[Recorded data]
==============================

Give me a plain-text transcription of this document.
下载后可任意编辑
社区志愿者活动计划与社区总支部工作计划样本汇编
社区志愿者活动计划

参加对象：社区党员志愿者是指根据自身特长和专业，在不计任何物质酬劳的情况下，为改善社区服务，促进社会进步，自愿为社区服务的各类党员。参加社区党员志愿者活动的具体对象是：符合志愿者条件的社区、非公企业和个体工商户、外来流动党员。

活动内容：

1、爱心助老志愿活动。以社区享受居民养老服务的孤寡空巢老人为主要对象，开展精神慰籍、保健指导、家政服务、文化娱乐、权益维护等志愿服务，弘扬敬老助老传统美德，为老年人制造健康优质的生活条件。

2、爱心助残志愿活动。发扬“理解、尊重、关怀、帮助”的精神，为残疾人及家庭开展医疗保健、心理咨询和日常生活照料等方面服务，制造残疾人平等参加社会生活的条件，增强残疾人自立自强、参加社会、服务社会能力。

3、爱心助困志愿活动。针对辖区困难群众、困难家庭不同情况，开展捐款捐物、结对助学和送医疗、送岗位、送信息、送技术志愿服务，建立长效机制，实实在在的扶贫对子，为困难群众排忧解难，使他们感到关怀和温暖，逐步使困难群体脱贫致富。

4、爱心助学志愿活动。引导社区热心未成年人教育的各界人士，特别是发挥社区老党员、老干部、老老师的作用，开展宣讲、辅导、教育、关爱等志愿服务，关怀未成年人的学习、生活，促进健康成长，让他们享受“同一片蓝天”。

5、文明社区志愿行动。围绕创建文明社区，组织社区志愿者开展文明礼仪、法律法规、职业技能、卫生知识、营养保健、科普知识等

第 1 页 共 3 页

==============================

● **Prompt**:
Reproduce the full listing word for word.

● **Output for this exercise**:
Give me a plain-text transcription of this document.
下载后可任意编辑
社区志愿者活动计划与社区总支部工作计划样本汇编
社区志愿者活动计划

参加对象：社区党员志愿者是指根据自身特长和专业，在不计任何物质酬劳的情况下，为改善社区服务，促进社会进步，自愿为社区服务的各类党员。参加社区党员志愿者活动的具体对象是：符合志愿者条件的社区、非公企业和个体工商户、外来流动党员。

活动内容：

1、爱心助老志愿活动。以社区享受居民养老服务的孤寡空巢老人为主要对象，开展精神慰籍、保健指导、家政服务、文化娱乐、权益维护等志愿服务，弘扬敬老助老传统美德，为老年人制造健康优质的生活条件。

2、爱心助残志愿活动。发扬“理解、尊重、关怀、帮助”的精神，为残疾人及家庭开展医疗保健、心理咨询和日常生活照料等方面服务，制造残疾人平等参加社会生活的条件，增强残疾人自立自强、参加社会、服务社会能力。

3、爱心助困志愿活动。针对辖区困难群众、困难家庭不同情况，开展捐款捐物、结对助学和送医疗、送岗位、送信息、送技术志愿服务，建立长效机制，实实在在的扶贫对子，为困难群众排忧解难，使他们感到关怀和温暖，逐步使困难群体脱贫致富。

4、爱心助学志愿活动。引导社区热心未成年人教育的各界人士，特别是发挥社区老党员、老干部、老老师的作用，开展宣讲、辅导、教育、关爱等志愿服务，关怀未成年人的学习、生活，促进健康成长，让他们享受“同一片蓝天”。

5、文明社区志愿行动。围绕创建文明社区，组织社区志愿者开展文明礼仪、法律法规、职业技能、卫生知识、营养保健、科普知识等

第 1 页 共 3 页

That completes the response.